# [PROBLEM REQUIREMENTS]
Determine how many lines in these records hold "detain". Only the number is wanted.

########################################

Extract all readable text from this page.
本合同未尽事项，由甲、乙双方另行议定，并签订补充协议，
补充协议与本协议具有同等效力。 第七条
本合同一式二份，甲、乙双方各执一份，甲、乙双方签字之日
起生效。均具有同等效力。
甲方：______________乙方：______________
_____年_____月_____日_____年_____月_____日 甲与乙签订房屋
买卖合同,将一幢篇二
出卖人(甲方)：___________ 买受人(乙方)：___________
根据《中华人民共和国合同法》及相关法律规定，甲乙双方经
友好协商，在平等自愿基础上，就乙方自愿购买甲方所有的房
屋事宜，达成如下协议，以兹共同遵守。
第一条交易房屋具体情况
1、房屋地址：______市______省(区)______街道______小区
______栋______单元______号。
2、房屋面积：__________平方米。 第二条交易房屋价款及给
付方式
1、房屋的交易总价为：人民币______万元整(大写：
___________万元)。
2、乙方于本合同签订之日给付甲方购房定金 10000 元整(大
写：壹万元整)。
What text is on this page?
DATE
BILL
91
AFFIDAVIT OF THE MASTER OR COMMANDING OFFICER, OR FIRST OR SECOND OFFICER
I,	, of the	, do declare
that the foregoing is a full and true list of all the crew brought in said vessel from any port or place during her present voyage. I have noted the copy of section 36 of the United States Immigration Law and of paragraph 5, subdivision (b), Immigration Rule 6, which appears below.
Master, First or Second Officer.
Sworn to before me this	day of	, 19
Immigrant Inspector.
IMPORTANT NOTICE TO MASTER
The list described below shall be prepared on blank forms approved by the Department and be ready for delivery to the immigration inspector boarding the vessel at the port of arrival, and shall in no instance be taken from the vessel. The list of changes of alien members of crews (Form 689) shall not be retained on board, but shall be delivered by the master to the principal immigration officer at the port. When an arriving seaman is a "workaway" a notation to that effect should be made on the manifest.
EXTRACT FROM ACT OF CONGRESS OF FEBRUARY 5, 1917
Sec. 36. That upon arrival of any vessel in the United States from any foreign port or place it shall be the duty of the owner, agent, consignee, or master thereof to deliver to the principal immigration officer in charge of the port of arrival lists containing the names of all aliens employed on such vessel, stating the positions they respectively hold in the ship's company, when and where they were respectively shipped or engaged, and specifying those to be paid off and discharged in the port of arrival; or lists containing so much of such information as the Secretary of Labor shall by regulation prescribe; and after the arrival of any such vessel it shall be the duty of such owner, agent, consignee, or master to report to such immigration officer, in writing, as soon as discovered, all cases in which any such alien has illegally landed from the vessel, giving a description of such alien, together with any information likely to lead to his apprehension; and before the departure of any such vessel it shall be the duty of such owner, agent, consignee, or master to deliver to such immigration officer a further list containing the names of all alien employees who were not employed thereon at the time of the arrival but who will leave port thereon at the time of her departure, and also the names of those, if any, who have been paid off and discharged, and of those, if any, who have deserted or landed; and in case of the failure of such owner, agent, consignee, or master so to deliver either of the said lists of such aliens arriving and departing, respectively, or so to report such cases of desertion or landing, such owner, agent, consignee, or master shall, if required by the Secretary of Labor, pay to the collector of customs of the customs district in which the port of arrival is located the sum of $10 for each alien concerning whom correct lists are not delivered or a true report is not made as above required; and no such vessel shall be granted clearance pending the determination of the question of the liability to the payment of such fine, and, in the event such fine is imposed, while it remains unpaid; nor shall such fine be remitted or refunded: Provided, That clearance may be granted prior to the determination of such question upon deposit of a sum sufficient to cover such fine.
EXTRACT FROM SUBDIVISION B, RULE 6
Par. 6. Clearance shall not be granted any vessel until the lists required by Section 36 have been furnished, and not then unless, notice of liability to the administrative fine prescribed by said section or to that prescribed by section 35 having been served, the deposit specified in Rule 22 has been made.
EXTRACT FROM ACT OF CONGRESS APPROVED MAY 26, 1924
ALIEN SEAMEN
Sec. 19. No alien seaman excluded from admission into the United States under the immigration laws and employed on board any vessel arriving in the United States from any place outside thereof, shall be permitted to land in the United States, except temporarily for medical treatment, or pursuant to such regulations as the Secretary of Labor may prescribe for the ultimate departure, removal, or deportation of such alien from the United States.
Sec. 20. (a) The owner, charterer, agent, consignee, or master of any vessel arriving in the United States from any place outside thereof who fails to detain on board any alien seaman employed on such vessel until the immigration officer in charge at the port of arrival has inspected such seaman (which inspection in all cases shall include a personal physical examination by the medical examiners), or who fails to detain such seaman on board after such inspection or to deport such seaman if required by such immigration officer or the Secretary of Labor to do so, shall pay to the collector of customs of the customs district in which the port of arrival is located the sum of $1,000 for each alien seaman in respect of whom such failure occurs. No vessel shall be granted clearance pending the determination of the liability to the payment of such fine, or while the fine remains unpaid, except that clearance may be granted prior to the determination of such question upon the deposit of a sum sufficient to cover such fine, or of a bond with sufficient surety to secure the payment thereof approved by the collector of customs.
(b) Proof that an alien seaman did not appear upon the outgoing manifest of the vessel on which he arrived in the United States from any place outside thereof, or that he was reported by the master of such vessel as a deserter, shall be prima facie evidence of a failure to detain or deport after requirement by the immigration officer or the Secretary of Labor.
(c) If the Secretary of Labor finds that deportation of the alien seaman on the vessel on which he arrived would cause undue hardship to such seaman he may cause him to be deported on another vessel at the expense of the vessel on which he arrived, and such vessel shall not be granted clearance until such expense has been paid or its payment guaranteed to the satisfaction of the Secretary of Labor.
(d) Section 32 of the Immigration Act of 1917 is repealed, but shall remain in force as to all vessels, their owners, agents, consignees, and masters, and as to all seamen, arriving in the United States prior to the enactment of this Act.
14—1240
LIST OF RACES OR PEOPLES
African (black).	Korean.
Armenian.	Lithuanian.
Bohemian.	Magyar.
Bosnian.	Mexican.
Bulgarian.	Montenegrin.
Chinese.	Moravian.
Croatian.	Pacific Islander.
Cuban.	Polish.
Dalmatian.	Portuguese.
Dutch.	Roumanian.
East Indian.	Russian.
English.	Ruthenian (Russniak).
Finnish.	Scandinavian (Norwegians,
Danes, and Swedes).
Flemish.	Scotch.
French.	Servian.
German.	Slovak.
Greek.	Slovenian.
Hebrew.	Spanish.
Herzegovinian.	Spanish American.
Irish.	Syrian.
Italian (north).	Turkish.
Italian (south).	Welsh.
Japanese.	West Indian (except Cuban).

########################################

# [FULL ANSWER]
2